◆ **Extracted data entries**
______________________________

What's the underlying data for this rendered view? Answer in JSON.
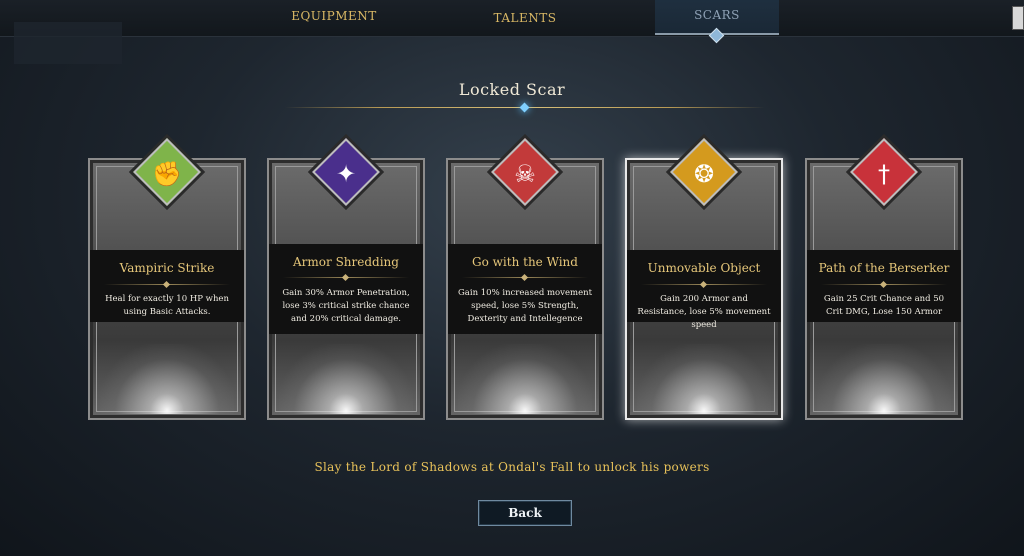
{
  "tabs": [
    {
      "label": "EQUIPMENT",
      "active": false
    },
    {
      "label": "TALENTS",
      "active": false
    },
    {
      "label": "SCARS",
      "active": true
    }
  ],
  "page_title": "Locked Scar",
  "cards": [
    {
      "name": "Vampiric Strike",
      "description": "Heal for exactly 10 HP when using Basic Attacks.",
      "icon": "clasped-hands-icon",
      "icon_color": "#7fb44a",
      "selected": false
    },
    {
      "name": "Armor Shredding",
      "description": "Gain 30% Armor Penetration, lose 3% critical strike chance and 20% critical damage.",
      "icon": "shredded-armor-icon",
      "icon_color": "#4a2f8c",
      "selected": false
    },
    {
      "name": "Go with the Wind",
      "description": "Gain 10% increased movement speed, lose 5% Strength, Dexterity and Intellegence",
      "icon": "running-figure-icon",
      "icon_color": "#c23a3a",
      "selected": false
    },
    {
      "name": "Unmovable Object",
      "description": "Gain 200 Armor and Resistance, lose 5% movement speed",
      "icon": "shield-emblem-icon",
      "icon_color": "#d49a1e",
      "selected": true
    },
    {
      "name": "Path of the Berserker",
      "description": "Gain 25 Crit Chance and 50 Crit DMG, Lose 150 Armor",
      "icon": "sword-icon",
      "icon_color": "#c8323a",
      "selected": false
    }
  ],
  "unlock_message": "Slay the Lord of Shadows at Ondal's Fall to unlock his powers",
  "back_button": "Back"
}
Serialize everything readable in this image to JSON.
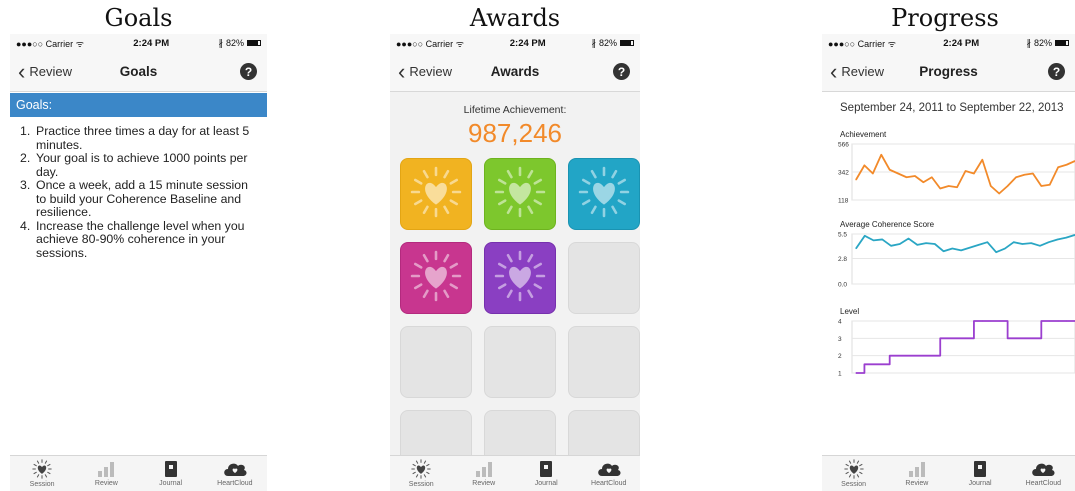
{
  "captions": {
    "goals": "Goals",
    "awards": "Awards",
    "progress": "Progress"
  },
  "status": {
    "carrier": "●●●○○ Carrier",
    "wifi": "ᯤ",
    "time": "2:24 PM",
    "bluetooth": "∦",
    "battery": "82%"
  },
  "nav": {
    "back_label": "Review",
    "help": "?"
  },
  "goals": {
    "title": "Goals",
    "header": "Goals:",
    "items": [
      {
        "num": "1.",
        "text": "Practice three times a day for at least 5 minutes."
      },
      {
        "num": "2.",
        "text": "Your goal is to achieve 1000 points per day."
      },
      {
        "num": "3.",
        "text": "Once a week, add a 15 minute session to build your Coherence Baseline and resilience."
      },
      {
        "num": "4.",
        "text": "Increase the challenge level when you achieve 80-90% coherence in your sessions."
      }
    ]
  },
  "awards": {
    "title": "Awards",
    "lifetime_label": "Lifetime Achievement:",
    "lifetime_value": "987,246",
    "tiles": [
      {
        "state": "earned",
        "color": "#f1b321",
        "icon": "heart-sun-icon"
      },
      {
        "state": "earned",
        "color": "#7dc72d",
        "icon": "heart-sun-icon"
      },
      {
        "state": "earned",
        "color": "#22a5c6",
        "icon": "heart-sun-icon"
      },
      {
        "state": "earned",
        "color": "#c8368f",
        "icon": "heart-sun-icon"
      },
      {
        "state": "earned",
        "color": "#8a3fc2",
        "icon": "heart-sun-icon"
      },
      {
        "state": "locked",
        "color": "#e4e4e4"
      },
      {
        "state": "locked",
        "color": "#e4e4e4"
      },
      {
        "state": "locked",
        "color": "#e4e4e4"
      },
      {
        "state": "locked",
        "color": "#e4e4e4"
      },
      {
        "state": "locked",
        "color": "#e4e4e4"
      },
      {
        "state": "locked",
        "color": "#e4e4e4"
      },
      {
        "state": "locked",
        "color": "#e4e4e4"
      }
    ]
  },
  "progress": {
    "title": "Progress",
    "date_range": "September 24, 2011 to September 22, 2013"
  },
  "tabs": [
    {
      "label": "Session",
      "icon": "heart-sun-icon"
    },
    {
      "label": "Review",
      "icon": "bar-chart-icon"
    },
    {
      "label": "Journal",
      "icon": "journal-icon"
    },
    {
      "label": "HeartCloud",
      "icon": "heart-cloud-icon"
    }
  ],
  "chart_data": [
    {
      "type": "line",
      "title": "Achievement",
      "color": "#f28a2a",
      "yticks": [
        "566",
        "342",
        "118"
      ],
      "ylim": [
        118,
        566
      ],
      "values": [
        280,
        395,
        330,
        480,
        360,
        330,
        300,
        310,
        260,
        300,
        210,
        230,
        220,
        350,
        330,
        440,
        230,
        170,
        230,
        300,
        320,
        330,
        230,
        240,
        380,
        400,
        430
      ]
    },
    {
      "type": "line",
      "title": "Average Coherence Score",
      "color": "#2aa6c4",
      "yticks": [
        "5.5",
        "2.8",
        "0.0"
      ],
      "ylim": [
        0,
        5.5
      ],
      "values": [
        3.9,
        5.3,
        4.8,
        4.9,
        4.2,
        4.4,
        5.0,
        4.3,
        4.5,
        4.4,
        3.6,
        3.9,
        3.7,
        4.0,
        4.3,
        4.6,
        3.5,
        3.9,
        4.6,
        4.4,
        4.5,
        4.2,
        4.6,
        4.9,
        5.1,
        5.4
      ]
    },
    {
      "type": "line",
      "title": "Level",
      "color": "#9b3fcf",
      "step": true,
      "yticks": [
        "4",
        "3",
        "2",
        "1"
      ],
      "ylim": [
        1,
        4
      ],
      "values": [
        1,
        1.5,
        1.5,
        1.5,
        2,
        2,
        2,
        2,
        2,
        2,
        3,
        3,
        3,
        3,
        4,
        4,
        4,
        4,
        3,
        3,
        3,
        3,
        4,
        4,
        4,
        4,
        4
      ]
    }
  ]
}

______________________________

◆ **EXERCISE INSTRUCTIONS**
Without the pictures, return the entries exactly as they appear.

◆ **ANSWER BELOW**
What's the underlying data for this rendered view? Answer in JSON.
{
  "tabs": [
    {
      "label": "EQUIPMENT",
      "active": false
    },
    {
      "label": "TALENTS",
      "active": false
    },
    {
      "label": "SCARS",
      "active": true
    }
  ],
  "page_title": "Locked Scar",
  "cards": [
    {
      "name": "Vampiric Strike",
      "description": "Heal for exactly 10 HP when using Basic Attacks.",
      "icon": "clasped-hands-icon",
      "icon_color": "#7fb44a",
      "selected": false
    },
    {
      "name": "Armor Shredding",
      "description": "Gain 30% Armor Penetration, lose 3% critical strike chance and 20% critical damage.",
      "icon": "shredded-armor-icon",
      "icon_color": "#4a2f8c",
      "selected": false
    },
    {
      "name": "Go with the Wind",
      "description": "Gain 10% increased movement speed, lose 5% Strength, Dexterity and Intellegence",
      "icon": "running-figure-icon",
      "icon_color": "#c23a3a",
      "selected": false
    },
    {
      "name": "Unmovable Object",
      "description": "Gain 200 Armor and Resistance, lose 5% movement speed",
      "icon": "shield-emblem-icon",
      "icon_color": "#d49a1e",
      "selected": true
    },
    {
      "name": "Path of the Berserker",
      "description": "Gain 25 Crit Chance and 50 Crit DMG, Lose 150 Armor",
      "icon": "sword-icon",
      "icon_color": "#c8323a",
      "selected": false
    }
  ],
  "unlock_message": "Slay the Lord of Shadows at Ondal's Fall to unlock his powers",
  "back_button": "Back"
}
Serialize everything readable in this image to JSON.
{
  "captions": {
    "goals": "Goals",
    "awards": "Awards",
    "progress": "Progress"
  },
  "status": {
    "carrier": "●●●○○ Carrier",
    "wifi": "ᯤ",
    "time": "2:24 PM",
    "bluetooth": "∦",
    "battery": "82%"
  },
  "nav": {
    "back_label": "Review",
    "help": "?"
  },
  "goals": {
    "title": "Goals",
    "header": "Goals:",
    "items": [
      {
        "num": "1.",
        "text": "Practice three times a day for at least 5 minutes."
      },
      {
        "num": "2.",
        "text": "Your goal is to achieve 1000 points per day."
      },
      {
        "num": "3.",
        "text": "Once a week, add a 15 minute session to build your Coherence Baseline and resilience."
      },
      {
        "num": "4.",
        "text": "Increase the challenge level when you achieve 80-90% coherence in your sessions."
      }
    ]
  },
  "awards": {
    "title": "Awards",
    "lifetime_label": "Lifetime Achievement:",
    "lifetime_value": "987,246",
    "tiles": [
      {
        "state": "earned",
        "color": "#f1b321",
        "icon": "heart-sun-icon"
      },
      {
        "state": "earned",
        "color": "#7dc72d",
        "icon": "heart-sun-icon"
      },
      {
        "state": "earned",
        "color": "#22a5c6",
        "icon": "heart-sun-icon"
      },
      {
        "state": "earned",
        "color": "#c8368f",
        "icon": "heart-sun-icon"
      },
      {
        "state": "earned",
        "color": "#8a3fc2",
        "icon": "heart-sun-icon"
      },
      {
        "state": "locked",
        "color": "#e4e4e4"
      },
      {
        "state": "locked",
        "color": "#e4e4e4"
      },
      {
        "state": "locked",
        "color": "#e4e4e4"
      },
      {
        "state": "locked",
        "color": "#e4e4e4"
      },
      {
        "state": "locked",
        "color": "#e4e4e4"
      },
      {
        "state": "locked",
        "color": "#e4e4e4"
      },
      {
        "state": "locked",
        "color": "#e4e4e4"
      }
    ]
  },
  "progress": {
    "title": "Progress",
    "date_range": "September 24, 2011 to September 22, 2013"
  },
  "tabs": [
    {
      "label": "Session",
      "icon": "heart-sun-icon"
    },
    {
      "label": "Review",
      "icon": "bar-chart-icon"
    },
    {
      "label": "Journal",
      "icon": "journal-icon"
    },
    {
      "label": "HeartCloud",
      "icon": "heart-cloud-icon"
    }
  ],
  "chart_data": [
    {
      "type": "line",
      "title": "Achievement",
      "color": "#f28a2a",
      "yticks": [
        "566",
        "342",
        "118"
      ],
      "ylim": [
        118,
        566
      ],
      "values": [
        280,
        395,
        330,
        480,
        360,
        330,
        300,
        310,
        260,
        300,
        210,
        230,
        220,
        350,
        330,
        440,
        230,
        170,
        230,
        300,
        320,
        330,
        230,
        240,
        380,
        400,
        430
      ]
    },
    {
      "type": "line",
      "title": "Average Coherence Score",
      "color": "#2aa6c4",
      "yticks": [
        "5.5",
        "2.8",
        "0.0"
      ],
      "ylim": [
        0,
        5.5
      ],
      "values": [
        3.9,
        5.3,
        4.8,
        4.9,
        4.2,
        4.4,
        5.0,
        4.3,
        4.5,
        4.4,
        3.6,
        3.9,
        3.7,
        4.0,
        4.3,
        4.6,
        3.5,
        3.9,
        4.6,
        4.4,
        4.5,
        4.2,
        4.6,
        4.9,
        5.1,
        5.4
      ]
    },
    {
      "type": "line",
      "title": "Level",
      "color": "#9b3fcf",
      "step": true,
      "yticks": [
        "4",
        "3",
        "2",
        "1"
      ],
      "ylim": [
        1,
        4
      ],
      "values": [
        1,
        1.5,
        1.5,
        1.5,
        2,
        2,
        2,
        2,
        2,
        2,
        3,
        3,
        3,
        3,
        4,
        4,
        4,
        4,
        3,
        3,
        3,
        3,
        4,
        4,
        4,
        4,
        4
      ]
    }
  ]
}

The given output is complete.